» **Given instruction**:
Copy every line of the data that includes the string "ETFs".

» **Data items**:
------------------------------------
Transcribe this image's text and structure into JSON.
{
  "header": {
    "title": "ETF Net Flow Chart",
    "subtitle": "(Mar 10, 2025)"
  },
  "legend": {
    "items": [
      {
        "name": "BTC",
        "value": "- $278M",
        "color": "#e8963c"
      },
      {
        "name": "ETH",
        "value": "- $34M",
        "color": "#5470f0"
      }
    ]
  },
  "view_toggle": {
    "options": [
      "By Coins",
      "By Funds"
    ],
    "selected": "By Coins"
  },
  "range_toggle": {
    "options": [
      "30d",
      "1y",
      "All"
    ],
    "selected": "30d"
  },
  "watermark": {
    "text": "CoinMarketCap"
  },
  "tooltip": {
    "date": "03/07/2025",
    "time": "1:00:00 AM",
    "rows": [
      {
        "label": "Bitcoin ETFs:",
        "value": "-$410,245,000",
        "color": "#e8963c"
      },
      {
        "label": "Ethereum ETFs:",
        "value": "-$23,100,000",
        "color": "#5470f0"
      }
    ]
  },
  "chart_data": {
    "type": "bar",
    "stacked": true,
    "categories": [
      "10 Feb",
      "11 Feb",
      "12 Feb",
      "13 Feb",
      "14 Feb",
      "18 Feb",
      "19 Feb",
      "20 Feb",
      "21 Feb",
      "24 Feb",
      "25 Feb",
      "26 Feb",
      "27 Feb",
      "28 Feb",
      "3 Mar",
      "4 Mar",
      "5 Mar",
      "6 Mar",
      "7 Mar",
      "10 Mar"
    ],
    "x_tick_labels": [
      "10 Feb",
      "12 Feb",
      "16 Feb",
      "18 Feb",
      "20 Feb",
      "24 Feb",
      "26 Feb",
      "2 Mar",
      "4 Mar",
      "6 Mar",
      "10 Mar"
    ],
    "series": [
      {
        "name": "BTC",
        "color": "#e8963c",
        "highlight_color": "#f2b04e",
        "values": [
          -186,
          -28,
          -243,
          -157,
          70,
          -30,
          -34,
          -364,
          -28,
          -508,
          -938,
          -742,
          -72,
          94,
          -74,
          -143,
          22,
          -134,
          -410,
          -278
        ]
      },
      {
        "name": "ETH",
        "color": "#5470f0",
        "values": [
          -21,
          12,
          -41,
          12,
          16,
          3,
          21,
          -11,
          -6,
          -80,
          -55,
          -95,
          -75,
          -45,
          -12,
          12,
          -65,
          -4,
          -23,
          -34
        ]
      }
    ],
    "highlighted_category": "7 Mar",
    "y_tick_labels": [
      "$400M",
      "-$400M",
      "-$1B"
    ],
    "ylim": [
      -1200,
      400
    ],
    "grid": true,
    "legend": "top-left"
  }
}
------------------------------------
» **Task result**:
        "label": "Bitcoin ETFs:",
        "label": "Ethereum ETFs:",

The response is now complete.